EXERCISE OBJECTIVE - Will you give the material below again, every line exactly as it is?

THE INPUT -
_ _ _ _

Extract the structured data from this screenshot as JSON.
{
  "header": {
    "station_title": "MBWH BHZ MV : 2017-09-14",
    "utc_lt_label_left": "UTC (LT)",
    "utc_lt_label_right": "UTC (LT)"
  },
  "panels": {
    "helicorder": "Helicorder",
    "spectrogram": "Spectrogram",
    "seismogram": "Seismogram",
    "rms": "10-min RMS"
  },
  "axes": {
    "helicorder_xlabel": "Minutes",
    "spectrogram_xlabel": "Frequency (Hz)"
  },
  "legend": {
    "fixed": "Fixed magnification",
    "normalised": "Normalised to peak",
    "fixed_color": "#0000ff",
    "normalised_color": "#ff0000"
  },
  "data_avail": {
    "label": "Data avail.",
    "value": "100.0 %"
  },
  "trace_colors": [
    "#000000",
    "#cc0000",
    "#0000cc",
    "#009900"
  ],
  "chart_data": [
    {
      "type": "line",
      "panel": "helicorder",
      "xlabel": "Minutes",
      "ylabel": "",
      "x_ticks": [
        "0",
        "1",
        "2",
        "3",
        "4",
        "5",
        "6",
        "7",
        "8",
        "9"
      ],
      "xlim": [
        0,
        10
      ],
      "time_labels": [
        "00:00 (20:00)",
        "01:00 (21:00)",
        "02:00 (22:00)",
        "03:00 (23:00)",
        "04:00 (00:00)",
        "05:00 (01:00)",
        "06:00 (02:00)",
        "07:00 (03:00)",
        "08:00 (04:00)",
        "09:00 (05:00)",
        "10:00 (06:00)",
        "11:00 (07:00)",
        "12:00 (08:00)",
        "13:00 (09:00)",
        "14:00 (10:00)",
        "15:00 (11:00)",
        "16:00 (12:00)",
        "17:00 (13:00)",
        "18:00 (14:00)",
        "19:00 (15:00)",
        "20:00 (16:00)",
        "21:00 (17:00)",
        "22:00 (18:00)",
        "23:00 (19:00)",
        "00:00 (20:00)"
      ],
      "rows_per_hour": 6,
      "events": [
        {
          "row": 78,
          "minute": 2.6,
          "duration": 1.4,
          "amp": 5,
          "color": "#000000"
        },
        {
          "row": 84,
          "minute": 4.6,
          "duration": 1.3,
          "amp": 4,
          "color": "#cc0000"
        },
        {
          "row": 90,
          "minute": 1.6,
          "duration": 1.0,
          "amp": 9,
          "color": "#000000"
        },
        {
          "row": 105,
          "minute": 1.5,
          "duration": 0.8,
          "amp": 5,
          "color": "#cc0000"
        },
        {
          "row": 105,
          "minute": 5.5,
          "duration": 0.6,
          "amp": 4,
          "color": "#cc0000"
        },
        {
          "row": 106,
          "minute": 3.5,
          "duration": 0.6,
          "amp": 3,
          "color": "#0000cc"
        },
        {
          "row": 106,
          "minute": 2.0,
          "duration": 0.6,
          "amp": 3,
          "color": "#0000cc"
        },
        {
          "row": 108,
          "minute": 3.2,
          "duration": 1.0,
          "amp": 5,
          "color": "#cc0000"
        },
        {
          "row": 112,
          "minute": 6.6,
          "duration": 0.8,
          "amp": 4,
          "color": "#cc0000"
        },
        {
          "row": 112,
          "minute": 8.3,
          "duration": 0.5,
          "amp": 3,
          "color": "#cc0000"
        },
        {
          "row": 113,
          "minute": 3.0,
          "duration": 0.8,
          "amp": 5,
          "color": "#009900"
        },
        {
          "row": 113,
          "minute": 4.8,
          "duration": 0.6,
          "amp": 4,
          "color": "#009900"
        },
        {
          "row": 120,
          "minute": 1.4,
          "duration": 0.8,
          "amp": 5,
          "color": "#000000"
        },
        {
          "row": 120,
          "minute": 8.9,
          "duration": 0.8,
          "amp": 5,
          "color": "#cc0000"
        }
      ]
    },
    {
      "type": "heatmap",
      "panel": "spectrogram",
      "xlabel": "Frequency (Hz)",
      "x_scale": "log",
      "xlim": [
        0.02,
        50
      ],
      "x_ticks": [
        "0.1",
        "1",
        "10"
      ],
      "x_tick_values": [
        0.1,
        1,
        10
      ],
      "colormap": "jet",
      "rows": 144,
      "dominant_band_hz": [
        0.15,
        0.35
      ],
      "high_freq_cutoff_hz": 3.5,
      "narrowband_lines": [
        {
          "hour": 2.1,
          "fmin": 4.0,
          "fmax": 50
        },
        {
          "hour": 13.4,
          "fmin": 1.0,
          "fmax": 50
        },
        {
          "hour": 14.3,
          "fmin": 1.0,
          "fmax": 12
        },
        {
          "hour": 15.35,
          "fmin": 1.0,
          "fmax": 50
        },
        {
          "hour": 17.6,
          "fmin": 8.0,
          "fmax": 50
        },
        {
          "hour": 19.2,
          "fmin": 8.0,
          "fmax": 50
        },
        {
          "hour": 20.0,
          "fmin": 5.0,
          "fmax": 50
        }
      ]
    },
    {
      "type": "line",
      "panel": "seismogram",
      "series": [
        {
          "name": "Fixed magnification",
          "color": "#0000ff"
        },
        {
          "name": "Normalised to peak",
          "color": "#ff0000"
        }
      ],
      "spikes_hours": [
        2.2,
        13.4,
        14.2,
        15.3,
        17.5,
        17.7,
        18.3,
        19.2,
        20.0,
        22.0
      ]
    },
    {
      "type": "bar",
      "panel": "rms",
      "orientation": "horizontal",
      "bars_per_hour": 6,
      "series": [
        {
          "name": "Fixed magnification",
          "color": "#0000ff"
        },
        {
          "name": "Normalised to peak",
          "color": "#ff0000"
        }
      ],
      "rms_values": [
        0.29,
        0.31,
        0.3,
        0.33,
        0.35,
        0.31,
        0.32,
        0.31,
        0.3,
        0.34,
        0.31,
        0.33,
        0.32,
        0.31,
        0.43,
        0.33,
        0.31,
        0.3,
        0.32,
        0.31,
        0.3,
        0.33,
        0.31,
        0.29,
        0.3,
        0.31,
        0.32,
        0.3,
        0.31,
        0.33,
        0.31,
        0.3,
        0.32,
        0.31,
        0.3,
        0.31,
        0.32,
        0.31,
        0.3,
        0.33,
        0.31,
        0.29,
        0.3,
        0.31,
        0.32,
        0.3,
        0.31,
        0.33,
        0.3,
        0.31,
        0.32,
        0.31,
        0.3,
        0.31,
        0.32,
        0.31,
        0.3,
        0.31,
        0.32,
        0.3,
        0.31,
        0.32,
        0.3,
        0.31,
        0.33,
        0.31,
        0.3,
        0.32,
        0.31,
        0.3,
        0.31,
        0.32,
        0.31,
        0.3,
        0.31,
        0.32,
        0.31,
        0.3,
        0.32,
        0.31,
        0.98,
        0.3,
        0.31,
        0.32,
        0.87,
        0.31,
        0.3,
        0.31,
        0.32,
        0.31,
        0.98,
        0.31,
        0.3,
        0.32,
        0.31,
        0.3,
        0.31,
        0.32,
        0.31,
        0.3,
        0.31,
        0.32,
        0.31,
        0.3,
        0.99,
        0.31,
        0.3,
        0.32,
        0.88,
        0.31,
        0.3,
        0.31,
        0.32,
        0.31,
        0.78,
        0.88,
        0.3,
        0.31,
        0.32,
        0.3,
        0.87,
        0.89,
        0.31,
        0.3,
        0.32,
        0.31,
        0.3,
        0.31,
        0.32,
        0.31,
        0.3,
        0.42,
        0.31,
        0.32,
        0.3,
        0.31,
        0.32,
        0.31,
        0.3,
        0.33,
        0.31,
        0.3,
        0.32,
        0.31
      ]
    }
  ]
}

_ _ _ _

RESPONSE BELOW -
Extract the structured data from this screenshot as JSON.
{
  "header": {
    "station_title": "MBWH BHZ MV : 2017-09-14",
    "utc_lt_label_left": "UTC (LT)",
    "utc_lt_label_right": "UTC (LT)"
  },
  "panels": {
    "helicorder": "Helicorder",
    "spectrogram": "Spectrogram",
    "seismogram": "Seismogram",
    "rms": "10-min RMS"
  },
  "axes": {
    "helicorder_xlabel": "Minutes",
    "spectrogram_xlabel": "Frequency (Hz)"
  },
  "legend": {
    "fixed": "Fixed magnification",
    "normalised": "Normalised to peak",
    "fixed_color": "#0000ff",
    "normalised_color": "#ff0000"
  },
  "data_avail": {
    "label": "Data avail.",
    "value": "100.0 %"
  },
  "trace_colors": [
    "#000000",
    "#cc0000",
    "#0000cc",
    "#009900"
  ],
  "chart_data": [
    {
      "type": "line",
      "panel": "helicorder",
      "xlabel": "Minutes",
      "ylabel": "",
      "x_ticks": [
        "0",
        "1",
        "2",
        "3",
        "4",
        "5",
        "6",
        "7",
        "8",
        "9"
      ],
      "xlim": [
        0,
        10
      ],
      "time_labels": [
        "00:00 (20:00)",
        "01:00 (21:00)",
        "02:00 (22:00)",
        "03:00 (23:00)",
        "04:00 (00:00)",
        "05:00 (01:00)",
        "06:00 (02:00)",
        "07:00 (03:00)",
        "08:00 (04:00)",
        "09:00 (05:00)",
        "10:00 (06:00)",
        "11:00 (07:00)",
        "12:00 (08:00)",
        "13:00 (09:00)",
        "14:00 (10:00)",
        "15:00 (11:00)",
        "16:00 (12:00)",
        "17:00 (13:00)",
        "18:00 (14:00)",
        "19:00 (15:00)",
        "20:00 (16:00)",
        "21:00 (17:00)",
        "22:00 (18:00)",
        "23:00 (19:00)",
        "00:00 (20:00)"
      ],
      "rows_per_hour": 6,
      "events": [
        {
          "row": 78,
          "minute": 2.6,
          "duration": 1.4,
          "amp": 5,
          "color": "#000000"
        },
        {
          "row": 84,
          "minute": 4.6,
          "duration": 1.3,
          "amp": 4,
          "color": "#cc0000"
        },
        {
          "row": 90,
          "minute": 1.6,
          "duration": 1.0,
          "amp": 9,
          "color": "#000000"
        },
        {
          "row": 105,
          "minute": 1.5,
          "duration": 0.8,
          "amp": 5,
          "color": "#cc0000"
        },
        {
          "row": 105,
          "minute": 5.5,
          "duration": 0.6,
          "amp": 4,
          "color": "#cc0000"
        },
        {
          "row": 106,
          "minute": 3.5,
          "duration": 0.6,
          "amp": 3,
          "color": "#0000cc"
        },
        {
          "row": 106,
          "minute": 2.0,
          "duration": 0.6,
          "amp": 3,
          "color": "#0000cc"
        },
        {
          "row": 108,
          "minute": 3.2,
          "duration": 1.0,
          "amp": 5,
          "color": "#cc0000"
        },
        {
          "row": 112,
          "minute": 6.6,
          "duration": 0.8,
          "amp": 4,
          "color": "#cc0000"
        },
        {
          "row": 112,
          "minute": 8.3,
          "duration": 0.5,
          "amp": 3,
          "color": "#cc0000"
        },
        {
          "row": 113,
          "minute": 3.0,
          "duration": 0.8,
          "amp": 5,
          "color": "#009900"
        },
        {
          "row": 113,
          "minute": 4.8,
          "duration": 0.6,
          "amp": 4,
          "color": "#009900"
        },
        {
          "row": 120,
          "minute": 1.4,
          "duration": 0.8,
          "amp": 5,
          "color": "#000000"
        },
        {
          "row": 120,
          "minute": 8.9,
          "duration": 0.8,
          "amp": 5,
          "color": "#cc0000"
        }
      ]
    },
    {
      "type": "heatmap",
      "panel": "spectrogram",
      "xlabel": "Frequency (Hz)",
      "x_scale": "log",
      "xlim": [
        0.02,
        50
      ],
      "x_ticks": [
        "0.1",
        "1",
        "10"
      ],
      "x_tick_values": [
        0.1,
        1,
        10
      ],
      "colormap": "jet",
      "rows": 144,
      "dominant_band_hz": [
        0.15,
        0.35
      ],
      "high_freq_cutoff_hz": 3.5,
      "narrowband_lines": [
        {
          "hour": 2.1,
          "fmin": 4.0,
          "fmax": 50
        },
        {
          "hour": 13.4,
          "fmin": 1.0,
          "fmax": 50
        },
        {
          "hour": 14.3,
          "fmin": 1.0,
          "fmax": 12
        },
        {
          "hour": 15.35,
          "fmin": 1.0,
          "fmax": 50
        },
        {
          "hour": 17.6,
          "fmin": 8.0,
          "fmax": 50
        },
        {
          "hour": 19.2,
          "fmin": 8.0,
          "fmax": 50
        },
        {
          "hour": 20.0,
          "fmin": 5.0,
          "fmax": 50
        }
      ]
    },
    {
      "type": "line",
      "panel": "seismogram",
      "series": [
        {
          "name": "Fixed magnification",
          "color": "#0000ff"
        },
        {
          "name": "Normalised to peak",
          "color": "#ff0000"
        }
      ],
      "spikes_hours": [
        2.2,
        13.4,
        14.2,
        15.3,
        17.5,
        17.7,
        18.3,
        19.2,
        20.0,
        22.0
      ]
    },
    {
      "type": "bar",
      "panel": "rms",
      "orientation": "horizontal",
      "bars_per_hour": 6,
      "series": [
        {
          "name": "Fixed magnification",
          "color": "#0000ff"
        },
        {
          "name": "Normalised to peak",
          "color": "#ff0000"
        }
      ],
      "rms_values": [
        0.29,
        0.31,
        0.3,
        0.33,
        0.35,
        0.31,
        0.32,
        0.31,
        0.3,
        0.34,
        0.31,
        0.33,
        0.32,
        0.31,
        0.43,
        0.33,
        0.31,
        0.3,
        0.32,
        0.31,
        0.3,
        0.33,
        0.31,
        0.29,
        0.3,
        0.31,
        0.32,
        0.3,
        0.31,
        0.33,
        0.31,
        0.3,
        0.32,
        0.31,
        0.3,
        0.31,
        0.32,
        0.31,
        0.3,
        0.33,
        0.31,
        0.29,
        0.3,
        0.31,
        0.32,
        0.3,
        0.31,
        0.33,
        0.3,
        0.31,
        0.32,
        0.31,
        0.3,
        0.31,
        0.32,
        0.31,
        0.3,
        0.31,
        0.32,
        0.3,
        0.31,
        0.32,
        0.3,
        0.31,
        0.33,
        0.31,
        0.3,
        0.32,
        0.31,
        0.3,
        0.31,
        0.32,
        0.31,
        0.3,
        0.31,
        0.32,
        0.31,
        0.3,
        0.32,
        0.31,
        0.98,
        0.3,
        0.31,
        0.32,
        0.87,
        0.31,
        0.3,
        0.31,
        0.32,
        0.31,
        0.98,
        0.31,
        0.3,
        0.32,
        0.31,
        0.3,
        0.31,
        0.32,
        0.31,
        0.3,
        0.31,
        0.32,
        0.31,
        0.3,
        0.99,
        0.31,
        0.3,
        0.32,
        0.88,
        0.31,
        0.3,
        0.31,
        0.32,
        0.31,
        0.78,
        0.88,
        0.3,
        0.31,
        0.32,
        0.3,
        0.87,
        0.89,
        0.31,
        0.3,
        0.32,
        0.31,
        0.3,
        0.31,
        0.32,
        0.31,
        0.3,
        0.42,
        0.31,
        0.32,
        0.3,
        0.31,
        0.32,
        0.31,
        0.3,
        0.33,
        0.31,
        0.3,
        0.32,
        0.31
      ]
    }
  ]
}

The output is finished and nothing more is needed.